╭─ MATERIAL SUPPLIED

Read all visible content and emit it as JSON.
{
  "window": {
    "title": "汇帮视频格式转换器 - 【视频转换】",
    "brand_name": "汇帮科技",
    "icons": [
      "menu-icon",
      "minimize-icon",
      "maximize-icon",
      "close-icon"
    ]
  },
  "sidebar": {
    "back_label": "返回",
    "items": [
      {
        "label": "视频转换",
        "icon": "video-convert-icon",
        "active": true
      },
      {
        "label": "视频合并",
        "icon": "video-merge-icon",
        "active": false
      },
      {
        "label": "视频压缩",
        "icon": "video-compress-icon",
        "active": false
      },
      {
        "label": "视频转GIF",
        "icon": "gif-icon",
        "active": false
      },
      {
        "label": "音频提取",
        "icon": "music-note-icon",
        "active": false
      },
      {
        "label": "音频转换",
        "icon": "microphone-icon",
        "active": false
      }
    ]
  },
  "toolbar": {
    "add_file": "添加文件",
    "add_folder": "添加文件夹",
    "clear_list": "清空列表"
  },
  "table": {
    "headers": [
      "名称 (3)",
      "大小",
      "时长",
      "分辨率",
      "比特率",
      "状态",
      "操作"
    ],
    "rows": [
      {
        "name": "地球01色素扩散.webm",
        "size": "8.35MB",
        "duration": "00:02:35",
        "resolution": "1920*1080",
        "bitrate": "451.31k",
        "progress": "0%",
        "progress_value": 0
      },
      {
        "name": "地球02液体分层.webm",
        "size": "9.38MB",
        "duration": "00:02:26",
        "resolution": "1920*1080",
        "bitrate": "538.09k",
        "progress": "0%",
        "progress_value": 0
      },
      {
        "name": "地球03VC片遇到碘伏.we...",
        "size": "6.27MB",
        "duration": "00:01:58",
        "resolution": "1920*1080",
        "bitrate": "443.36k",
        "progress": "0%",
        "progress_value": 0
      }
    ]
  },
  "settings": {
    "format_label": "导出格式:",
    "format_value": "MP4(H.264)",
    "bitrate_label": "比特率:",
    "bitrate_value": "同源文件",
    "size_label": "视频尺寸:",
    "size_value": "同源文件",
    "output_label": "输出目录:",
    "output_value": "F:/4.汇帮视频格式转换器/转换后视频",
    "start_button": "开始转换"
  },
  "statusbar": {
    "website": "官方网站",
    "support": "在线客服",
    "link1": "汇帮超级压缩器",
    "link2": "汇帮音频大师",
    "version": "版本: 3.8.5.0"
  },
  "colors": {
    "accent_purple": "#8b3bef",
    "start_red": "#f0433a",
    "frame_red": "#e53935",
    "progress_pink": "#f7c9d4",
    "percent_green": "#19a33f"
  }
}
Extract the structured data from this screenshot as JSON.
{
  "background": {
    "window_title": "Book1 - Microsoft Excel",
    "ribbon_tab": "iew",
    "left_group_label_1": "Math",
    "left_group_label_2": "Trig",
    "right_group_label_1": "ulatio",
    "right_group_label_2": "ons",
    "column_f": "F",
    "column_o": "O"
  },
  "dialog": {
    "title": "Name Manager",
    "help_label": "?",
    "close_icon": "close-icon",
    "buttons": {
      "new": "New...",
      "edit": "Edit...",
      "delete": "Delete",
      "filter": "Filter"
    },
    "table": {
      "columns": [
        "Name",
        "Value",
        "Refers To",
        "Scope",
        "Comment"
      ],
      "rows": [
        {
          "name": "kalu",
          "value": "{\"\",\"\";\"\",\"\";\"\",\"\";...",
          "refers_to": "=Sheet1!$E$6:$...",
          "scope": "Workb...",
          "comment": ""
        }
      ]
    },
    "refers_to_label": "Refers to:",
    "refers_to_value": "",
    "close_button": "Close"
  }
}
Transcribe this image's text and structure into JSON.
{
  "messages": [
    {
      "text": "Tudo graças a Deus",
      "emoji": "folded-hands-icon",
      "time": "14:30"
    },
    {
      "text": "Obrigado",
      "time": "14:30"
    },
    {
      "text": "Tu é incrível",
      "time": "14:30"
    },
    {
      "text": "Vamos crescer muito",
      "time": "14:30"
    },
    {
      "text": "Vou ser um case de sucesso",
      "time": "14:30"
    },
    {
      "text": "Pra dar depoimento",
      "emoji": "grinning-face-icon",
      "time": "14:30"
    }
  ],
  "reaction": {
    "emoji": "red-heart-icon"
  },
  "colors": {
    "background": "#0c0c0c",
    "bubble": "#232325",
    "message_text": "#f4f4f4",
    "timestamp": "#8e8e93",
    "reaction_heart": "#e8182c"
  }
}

╰─

§ OBJECTIVE:
Give a word-for-word copy of the records.

§ WRITTEN SOLUTION:
Read all visible content and emit it as JSON.
{
  "window": {
    "title": "汇帮视频格式转换器 - 【视频转换】",
    "brand_name": "汇帮科技",
    "icons": [
      "menu-icon",
      "minimize-icon",
      "maximize-icon",
      "close-icon"
    ]
  },
  "sidebar": {
    "back_label": "返回",
    "items": [
      {
        "label": "视频转换",
        "icon": "video-convert-icon",
        "active": true
      },
      {
        "label": "视频合并",
        "icon": "video-merge-icon",
        "active": false
      },
      {
        "label": "视频压缩",
        "icon": "video-compress-icon",
        "active": false
      },
      {
        "label": "视频转GIF",
        "icon": "gif-icon",
        "active": false
      },
      {
        "label": "音频提取",
        "icon": "music-note-icon",
        "active": false
      },
      {
        "label": "音频转换",
        "icon": "microphone-icon",
        "active": false
      }
    ]
  },
  "toolbar": {
    "add_file": "添加文件",
    "add_folder": "添加文件夹",
    "clear_list": "清空列表"
  },
  "table": {
    "headers": [
      "名称 (3)",
      "大小",
      "时长",
      "分辨率",
      "比特率",
      "状态",
      "操作"
    ],
    "rows": [
      {
        "name": "地球01色素扩散.webm",
        "size": "8.35MB",
        "duration": "00:02:35",
        "resolution": "1920*1080",
        "bitrate": "451.31k",
        "progress": "0%",
        "progress_value": 0
      },
      {
        "name": "地球02液体分层.webm",
        "size": "9.38MB",
        "duration": "00:02:26",
        "resolution": "1920*1080",
        "bitrate": "538.09k",
        "progress": "0%",
        "progress_value": 0
      },
      {
        "name": "地球03VC片遇到碘伏.we...",
        "size": "6.27MB",
        "duration": "00:01:58",
        "resolution": "1920*1080",
        "bitrate": "443.36k",
        "progress": "0%",
        "progress_value": 0
      }
    ]
  },
  "settings": {
    "format_label": "导出格式:",
    "format_value": "MP4(H.264)",
    "bitrate_label": "比特率:",
    "bitrate_value": "同源文件",
    "size_label": "视频尺寸:",
    "size_value": "同源文件",
    "output_label": "输出目录:",
    "output_value": "F:/4.汇帮视频格式转换器/转换后视频",
    "start_button": "开始转换"
  },
  "statusbar": {
    "website": "官方网站",
    "support": "在线客服",
    "link1": "汇帮超级压缩器",
    "link2": "汇帮音频大师",
    "version": "版本: 3.8.5.0"
  },
  "colors": {
    "accent_purple": "#8b3bef",
    "start_red": "#f0433a",
    "frame_red": "#e53935",
    "progress_pink": "#f7c9d4",
    "percent_green": "#19a33f"
  }
}
Extract the structured data from this screenshot as JSON.
{
  "background": {
    "window_title": "Book1 - Microsoft Excel",
    "ribbon_tab": "iew",
    "left_group_label_1": "Math",
    "left_group_label_2": "Trig",
    "right_group_label_1": "ulatio",
    "right_group_label_2": "ons",
    "column_f": "F",
    "column_o": "O"
  },
  "dialog": {
    "title": "Name Manager",
    "help_label": "?",
    "close_icon": "close-icon",
    "buttons": {
      "new": "New...",
      "edit": "Edit...",
      "delete": "Delete",
      "filter": "Filter"
    },
    "table": {
      "columns": [
        "Name",
        "Value",
        "Refers To",
        "Scope",
        "Comment"
      ],
      "rows": [
        {
          "name": "kalu",
          "value": "{\"\",\"\";\"\",\"\";\"\",\"\";...",
          "refers_to": "=Sheet1!$E$6:$...",
          "scope": "Workb...",
          "comment": ""
        }
      ]
    },
    "refers_to_label": "Refers to:",
    "refers_to_value": "",
    "close_button": "Close"
  }
}
Transcribe this image's text and structure into JSON.
{
  "messages": [
    {
      "text": "Tudo graças a Deus",
      "emoji": "folded-hands-icon",
      "time": "14:30"
    },
    {
      "text": "Obrigado",
      "time": "14:30"
    },
    {
      "text": "Tu é incrível",
      "time": "14:30"
    },
    {
      "text": "Vamos crescer muito",
      "time": "14:30"
    },
    {
      "text": "Vou ser um case de sucesso",
      "time": "14:30"
    },
    {
      "text": "Pra dar depoimento",
      "emoji": "grinning-face-icon",
      "time": "14:30"
    }
  ],
  "reaction": {
    "emoji": "red-heart-icon"
  },
  "colors": {
    "background": "#0c0c0c",
    "bubble": "#232325",
    "message_text": "#f4f4f4",
    "timestamp": "#8e8e93",
    "reaction_heart": "#e8182c"
  }
}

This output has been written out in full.